(Records)
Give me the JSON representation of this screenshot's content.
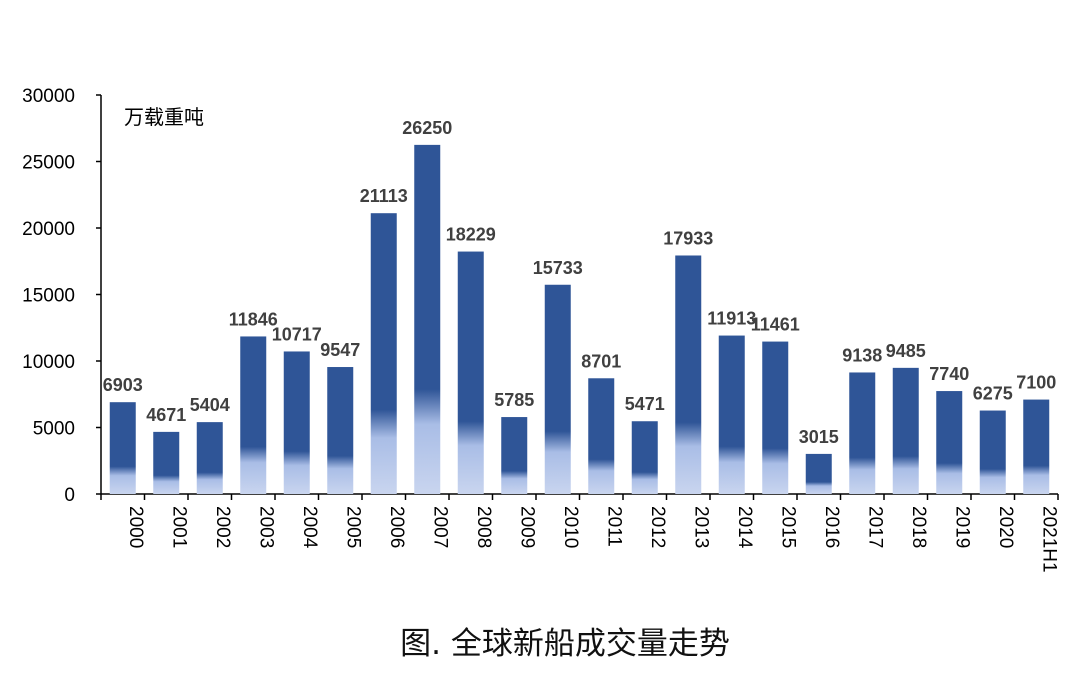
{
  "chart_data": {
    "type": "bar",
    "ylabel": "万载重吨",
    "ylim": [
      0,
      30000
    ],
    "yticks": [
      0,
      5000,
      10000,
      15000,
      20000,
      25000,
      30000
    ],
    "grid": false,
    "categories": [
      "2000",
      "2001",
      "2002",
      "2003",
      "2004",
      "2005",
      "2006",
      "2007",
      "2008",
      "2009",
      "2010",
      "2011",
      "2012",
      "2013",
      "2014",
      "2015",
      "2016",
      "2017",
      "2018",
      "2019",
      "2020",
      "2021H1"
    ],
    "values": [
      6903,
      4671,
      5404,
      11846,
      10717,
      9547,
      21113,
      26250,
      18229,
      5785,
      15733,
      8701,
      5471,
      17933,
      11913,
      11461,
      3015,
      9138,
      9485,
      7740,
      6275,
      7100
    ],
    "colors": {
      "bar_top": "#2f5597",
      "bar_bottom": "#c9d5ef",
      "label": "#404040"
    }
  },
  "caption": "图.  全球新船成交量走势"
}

* [Stated exercise]:
All preceding records should be duplicated verbatim, images excepted.

* [Solution]:
Give me the JSON representation of this screenshot's content.
{
  "chart_data": {
    "type": "bar",
    "ylabel": "万载重吨",
    "ylim": [
      0,
      30000
    ],
    "yticks": [
      0,
      5000,
      10000,
      15000,
      20000,
      25000,
      30000
    ],
    "grid": false,
    "categories": [
      "2000",
      "2001",
      "2002",
      "2003",
      "2004",
      "2005",
      "2006",
      "2007",
      "2008",
      "2009",
      "2010",
      "2011",
      "2012",
      "2013",
      "2014",
      "2015",
      "2016",
      "2017",
      "2018",
      "2019",
      "2020",
      "2021H1"
    ],
    "values": [
      6903,
      4671,
      5404,
      11846,
      10717,
      9547,
      21113,
      26250,
      18229,
      5785,
      15733,
      8701,
      5471,
      17933,
      11913,
      11461,
      3015,
      9138,
      9485,
      7740,
      6275,
      7100
    ],
    "colors": {
      "bar_top": "#2f5597",
      "bar_bottom": "#c9d5ef",
      "label": "#404040"
    }
  },
  "caption": "图.  全球新船成交量走势"
}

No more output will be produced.